### Data provided
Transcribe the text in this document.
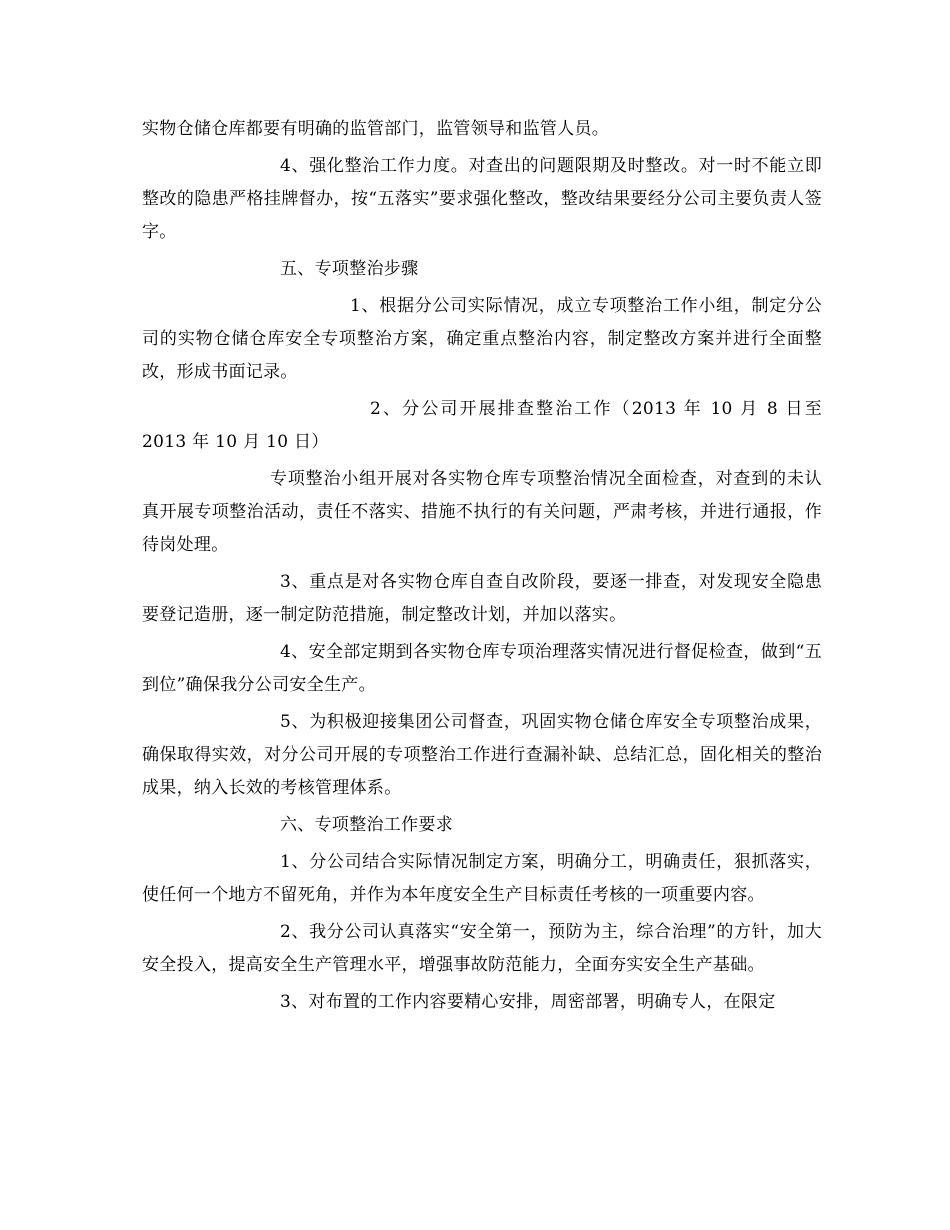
实物仓储仓库都要有明确的监管部门，监管领导和监管人员。

4、强化整治工作力度。对查出的问题限期及时整改。对一时不能立即整改的隐患严格挂牌督办，按“五落实”要求强化整改，整改结果要经分公司主要负责人签字。

五、专项整治步骤

1、根据分公司实际情况，成立专项整治工作小组，制定分公司的实物仓储仓库安全专项整治方案，确定重点整治内容，制定整改方案并进行全面整改，形成书面记录。

2、分公司开展排查整治工作（2013 年 10 月 8 日至 2013 年 10 月 10 日）

专项整治小组开展对各实物仓库专项整治情况全面检查，对查到的未认真开展专项整治活动，责任不落实、措施不执行的有关问题，严肃考核，并进行通报，作待岗处理。

3、重点是对各实物仓库自查自改阶段，要逐一排查，对发现安全隐患要登记造册，逐一制定防范措施，制定整改计划，并加以落实。

4、安全部定期到各实物仓库专项治理落实情况进行督促检查，做到“五到位”确保我分公司安全生产。

5、为积极迎接集团公司督查，巩固实物仓储仓库安全专项整治成果，确保取得实效，对分公司开展的专项整治工作进行查漏补缺、总结汇总，固化相关的整治成果，纳入长效的考核管理体系。

六、专项整治工作要求

1、分公司结合实际情况制定方案，明确分工，明确责任，狠抓落实，使任何一个地方不留死角，并作为本年度安全生产目标责任考核的一项重要内容。

2、我分公司认真落实“安全第一，预防为主，综合治理”的方针，加大安全投入，提高安全生产管理水平，增强事故防范能力，全面夯实安全生产基础。

3、对布置的工作内容要精心安排，周密部署，明确专人，在限定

### Aim
Exclude every picture and copy the remaining data exactly.

### Response below
Transcribe the text in this document.
实物仓储仓库都要有明确的监管部门，监管领导和监管人员。

4、强化整治工作力度。对查出的问题限期及时整改。对一时不能立即整改的隐患严格挂牌督办，按“五落实”要求强化整改，整改结果要经分公司主要负责人签字。

五、专项整治步骤

1、根据分公司实际情况，成立专项整治工作小组，制定分公司的实物仓储仓库安全专项整治方案，确定重点整治内容，制定整改方案并进行全面整改，形成书面记录。

2、分公司开展排查整治工作（2013 年 10 月 8 日至 2013 年 10 月 10 日）

专项整治小组开展对各实物仓库专项整治情况全面检查，对查到的未认真开展专项整治活动，责任不落实、措施不执行的有关问题，严肃考核，并进行通报，作待岗处理。

3、重点是对各实物仓库自查自改阶段，要逐一排查，对发现安全隐患要登记造册，逐一制定防范措施，制定整改计划，并加以落实。

4、安全部定期到各实物仓库专项治理落实情况进行督促检查，做到“五到位”确保我分公司安全生产。

5、为积极迎接集团公司督查，巩固实物仓储仓库安全专项整治成果，确保取得实效，对分公司开展的专项整治工作进行查漏补缺、总结汇总，固化相关的整治成果，纳入长效的考核管理体系。

六、专项整治工作要求

1、分公司结合实际情况制定方案，明确分工，明确责任，狠抓落实，使任何一个地方不留死角，并作为本年度安全生产目标责任考核的一项重要内容。

2、我分公司认真落实“安全第一，预防为主，综合治理”的方针，加大安全投入，提高安全生产管理水平，增强事故防范能力，全面夯实安全生产基础。

3、对布置的工作内容要精心安排，周密部署，明确专人，在限定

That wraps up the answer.